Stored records
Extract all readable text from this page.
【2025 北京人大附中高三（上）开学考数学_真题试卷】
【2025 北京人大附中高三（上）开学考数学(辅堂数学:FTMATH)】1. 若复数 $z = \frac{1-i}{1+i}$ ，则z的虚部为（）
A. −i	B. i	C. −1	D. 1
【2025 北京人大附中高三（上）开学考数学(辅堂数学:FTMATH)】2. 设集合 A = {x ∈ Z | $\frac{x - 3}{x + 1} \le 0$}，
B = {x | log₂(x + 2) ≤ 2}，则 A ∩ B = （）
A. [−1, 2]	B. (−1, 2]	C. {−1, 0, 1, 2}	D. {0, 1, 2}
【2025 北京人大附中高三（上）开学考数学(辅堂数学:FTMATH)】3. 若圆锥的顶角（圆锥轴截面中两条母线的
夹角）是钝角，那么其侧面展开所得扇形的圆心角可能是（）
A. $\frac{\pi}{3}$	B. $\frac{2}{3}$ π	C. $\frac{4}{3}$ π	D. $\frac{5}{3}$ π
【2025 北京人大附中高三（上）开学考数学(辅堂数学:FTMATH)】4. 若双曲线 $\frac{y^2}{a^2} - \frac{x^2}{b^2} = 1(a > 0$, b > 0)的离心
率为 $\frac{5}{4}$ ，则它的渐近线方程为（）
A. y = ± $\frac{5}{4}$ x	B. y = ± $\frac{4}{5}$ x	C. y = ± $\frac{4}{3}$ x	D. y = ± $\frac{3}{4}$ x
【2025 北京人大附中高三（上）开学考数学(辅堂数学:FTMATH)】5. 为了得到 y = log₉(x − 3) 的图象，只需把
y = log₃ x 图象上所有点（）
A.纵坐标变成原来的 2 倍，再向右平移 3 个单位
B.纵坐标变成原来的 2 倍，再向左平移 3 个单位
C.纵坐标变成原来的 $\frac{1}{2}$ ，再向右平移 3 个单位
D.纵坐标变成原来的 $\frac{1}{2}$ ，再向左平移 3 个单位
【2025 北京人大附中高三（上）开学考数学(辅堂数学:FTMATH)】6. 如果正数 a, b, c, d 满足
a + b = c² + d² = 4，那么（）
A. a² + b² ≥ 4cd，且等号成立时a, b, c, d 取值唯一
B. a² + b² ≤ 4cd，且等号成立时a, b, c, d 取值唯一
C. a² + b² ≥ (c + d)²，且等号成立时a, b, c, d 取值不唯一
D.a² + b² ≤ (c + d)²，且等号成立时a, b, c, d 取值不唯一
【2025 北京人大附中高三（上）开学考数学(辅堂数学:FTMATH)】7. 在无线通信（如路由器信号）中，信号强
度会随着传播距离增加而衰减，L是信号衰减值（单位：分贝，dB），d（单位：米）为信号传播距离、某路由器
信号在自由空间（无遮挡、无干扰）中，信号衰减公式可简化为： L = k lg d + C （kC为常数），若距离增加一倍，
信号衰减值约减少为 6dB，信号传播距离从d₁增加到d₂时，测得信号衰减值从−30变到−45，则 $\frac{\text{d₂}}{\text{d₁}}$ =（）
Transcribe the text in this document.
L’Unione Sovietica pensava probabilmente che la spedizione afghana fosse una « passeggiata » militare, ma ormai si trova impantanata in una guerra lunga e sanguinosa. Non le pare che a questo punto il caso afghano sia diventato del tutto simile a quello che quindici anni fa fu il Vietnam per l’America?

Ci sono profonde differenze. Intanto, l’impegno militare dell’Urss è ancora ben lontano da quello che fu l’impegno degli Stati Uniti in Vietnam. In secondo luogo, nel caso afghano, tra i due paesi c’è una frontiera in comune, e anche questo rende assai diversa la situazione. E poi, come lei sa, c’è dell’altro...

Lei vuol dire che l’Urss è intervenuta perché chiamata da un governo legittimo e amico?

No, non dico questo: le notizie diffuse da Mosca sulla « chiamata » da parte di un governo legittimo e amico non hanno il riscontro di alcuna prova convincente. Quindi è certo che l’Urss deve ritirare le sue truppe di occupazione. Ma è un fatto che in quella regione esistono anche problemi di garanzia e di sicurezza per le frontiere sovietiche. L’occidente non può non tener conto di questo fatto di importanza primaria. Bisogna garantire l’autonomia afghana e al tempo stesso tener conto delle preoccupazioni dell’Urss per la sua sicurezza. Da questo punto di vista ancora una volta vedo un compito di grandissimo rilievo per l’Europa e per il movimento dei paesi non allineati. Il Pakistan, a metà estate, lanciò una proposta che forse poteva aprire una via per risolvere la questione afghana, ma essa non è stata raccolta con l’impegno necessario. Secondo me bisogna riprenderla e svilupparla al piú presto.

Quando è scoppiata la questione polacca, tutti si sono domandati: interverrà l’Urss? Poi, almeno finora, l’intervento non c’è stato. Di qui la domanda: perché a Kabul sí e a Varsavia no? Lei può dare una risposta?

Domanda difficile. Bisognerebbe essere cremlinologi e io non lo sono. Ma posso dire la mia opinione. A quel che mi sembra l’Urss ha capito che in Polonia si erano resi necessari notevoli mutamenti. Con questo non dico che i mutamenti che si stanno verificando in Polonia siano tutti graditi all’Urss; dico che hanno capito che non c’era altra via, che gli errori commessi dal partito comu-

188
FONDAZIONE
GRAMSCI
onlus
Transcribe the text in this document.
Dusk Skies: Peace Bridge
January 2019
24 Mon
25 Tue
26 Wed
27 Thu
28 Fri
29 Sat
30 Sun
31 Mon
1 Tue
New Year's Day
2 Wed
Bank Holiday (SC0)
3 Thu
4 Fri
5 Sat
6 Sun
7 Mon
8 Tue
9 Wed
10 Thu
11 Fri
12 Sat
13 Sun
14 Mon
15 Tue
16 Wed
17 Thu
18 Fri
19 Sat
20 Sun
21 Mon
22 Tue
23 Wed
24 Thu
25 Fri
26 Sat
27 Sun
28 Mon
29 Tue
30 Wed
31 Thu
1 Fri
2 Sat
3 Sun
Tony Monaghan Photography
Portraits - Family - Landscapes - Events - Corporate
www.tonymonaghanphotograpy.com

• GOAL: Once more, set down the full listing, verbatim.

• FULL RESPONSE:
Extract all readable text from this page.
【2025 北京人大附中高三（上）开学考数学_真题试卷】
【2025 北京人大附中高三（上）开学考数学(辅堂数学:FTMATH)】1. 若复数 $z = \frac{1-i}{1+i}$ ，则z的虚部为（）
A. −i	B. i	C. −1	D. 1
【2025 北京人大附中高三（上）开学考数学(辅堂数学:FTMATH)】2. 设集合 A = {x ∈ Z | $\frac{x - 3}{x + 1} \le 0$}，
B = {x | log₂(x + 2) ≤ 2}，则 A ∩ B = （）
A. [−1, 2]	B. (−1, 2]	C. {−1, 0, 1, 2}	D. {0, 1, 2}
【2025 北京人大附中高三（上）开学考数学(辅堂数学:FTMATH)】3. 若圆锥的顶角（圆锥轴截面中两条母线的
夹角）是钝角，那么其侧面展开所得扇形的圆心角可能是（）
A. $\frac{\pi}{3}$	B. $\frac{2}{3}$ π	C. $\frac{4}{3}$ π	D. $\frac{5}{3}$ π
【2025 北京人大附中高三（上）开学考数学(辅堂数学:FTMATH)】4. 若双曲线 $\frac{y^2}{a^2} - \frac{x^2}{b^2} = 1(a > 0$, b > 0)的离心
率为 $\frac{5}{4}$ ，则它的渐近线方程为（）
A. y = ± $\frac{5}{4}$ x	B. y = ± $\frac{4}{5}$ x	C. y = ± $\frac{4}{3}$ x	D. y = ± $\frac{3}{4}$ x
【2025 北京人大附中高三（上）开学考数学(辅堂数学:FTMATH)】5. 为了得到 y = log₉(x − 3) 的图象，只需把
y = log₃ x 图象上所有点（）
A.纵坐标变成原来的 2 倍，再向右平移 3 个单位
B.纵坐标变成原来的 2 倍，再向左平移 3 个单位
C.纵坐标变成原来的 $\frac{1}{2}$ ，再向右平移 3 个单位
D.纵坐标变成原来的 $\frac{1}{2}$ ，再向左平移 3 个单位
【2025 北京人大附中高三（上）开学考数学(辅堂数学:FTMATH)】6. 如果正数 a, b, c, d 满足
a + b = c² + d² = 4，那么（）
A. a² + b² ≥ 4cd，且等号成立时a, b, c, d 取值唯一
B. a² + b² ≤ 4cd，且等号成立时a, b, c, d 取值唯一
C. a² + b² ≥ (c + d)²，且等号成立时a, b, c, d 取值不唯一
D.a² + b² ≤ (c + d)²，且等号成立时a, b, c, d 取值不唯一
【2025 北京人大附中高三（上）开学考数学(辅堂数学:FTMATH)】7. 在无线通信（如路由器信号）中，信号强
度会随着传播距离增加而衰减，L是信号衰减值（单位：分贝，dB），d（单位：米）为信号传播距离、某路由器
信号在自由空间（无遮挡、无干扰）中，信号衰减公式可简化为： L = k lg d + C （kC为常数），若距离增加一倍，
信号衰减值约减少为 6dB，信号传播距离从d₁增加到d₂时，测得信号衰减值从−30变到−45，则 $\frac{\text{d₂}}{\text{d₁}}$ =（）
Transcribe the text in this document.
L’Unione Sovietica pensava probabilmente che la spedizione afghana fosse una « passeggiata » militare, ma ormai si trova impantanata in una guerra lunga e sanguinosa. Non le pare che a questo punto il caso afghano sia diventato del tutto simile a quello che quindici anni fa fu il Vietnam per l’America?

Ci sono profonde differenze. Intanto, l’impegno militare dell’Urss è ancora ben lontano da quello che fu l’impegno degli Stati Uniti in Vietnam. In secondo luogo, nel caso afghano, tra i due paesi c’è una frontiera in comune, e anche questo rende assai diversa la situazione. E poi, come lei sa, c’è dell’altro...

Lei vuol dire che l’Urss è intervenuta perché chiamata da un governo legittimo e amico?

No, non dico questo: le notizie diffuse da Mosca sulla « chiamata » da parte di un governo legittimo e amico non hanno il riscontro di alcuna prova convincente. Quindi è certo che l’Urss deve ritirare le sue truppe di occupazione. Ma è un fatto che in quella regione esistono anche problemi di garanzia e di sicurezza per le frontiere sovietiche. L’occidente non può non tener conto di questo fatto di importanza primaria. Bisogna garantire l’autonomia afghana e al tempo stesso tener conto delle preoccupazioni dell’Urss per la sua sicurezza. Da questo punto di vista ancora una volta vedo un compito di grandissimo rilievo per l’Europa e per il movimento dei paesi non allineati. Il Pakistan, a metà estate, lanciò una proposta che forse poteva aprire una via per risolvere la questione afghana, ma essa non è stata raccolta con l’impegno necessario. Secondo me bisogna riprenderla e svilupparla al piú presto.

Quando è scoppiata la questione polacca, tutti si sono domandati: interverrà l’Urss? Poi, almeno finora, l’intervento non c’è stato. Di qui la domanda: perché a Kabul sí e a Varsavia no? Lei può dare una risposta?

Domanda difficile. Bisognerebbe essere cremlinologi e io non lo sono. Ma posso dire la mia opinione. A quel che mi sembra l’Urss ha capito che in Polonia si erano resi necessari notevoli mutamenti. Con questo non dico che i mutamenti che si stanno verificando in Polonia siano tutti graditi all’Urss; dico che hanno capito che non c’era altra via, che gli errori commessi dal partito comu-

188
FONDAZIONE
GRAMSCI
onlus
Transcribe the text in this document.
Dusk Skies: Peace Bridge
January 2019
24 Mon
25 Tue
26 Wed
27 Thu
28 Fri
29 Sat
30 Sun
31 Mon
1 Tue
New Year's Day
2 Wed
Bank Holiday (SC0)
3 Thu
4 Fri
5 Sat
6 Sun
7 Mon
8 Tue
9 Wed
10 Thu
11 Fri
12 Sat
13 Sun
14 Mon
15 Tue
16 Wed
17 Thu
18 Fri
19 Sat
20 Sun
21 Mon
22 Tue
23 Wed
24 Thu
25 Fri
26 Sat
27 Sun
28 Mon
29 Tue
30 Wed
31 Thu
1 Fri
2 Sat
3 Sun
Tony Monaghan Photography
Portraits - Family - Landscapes - Events - Corporate
www.tonymonaghanphotograpy.com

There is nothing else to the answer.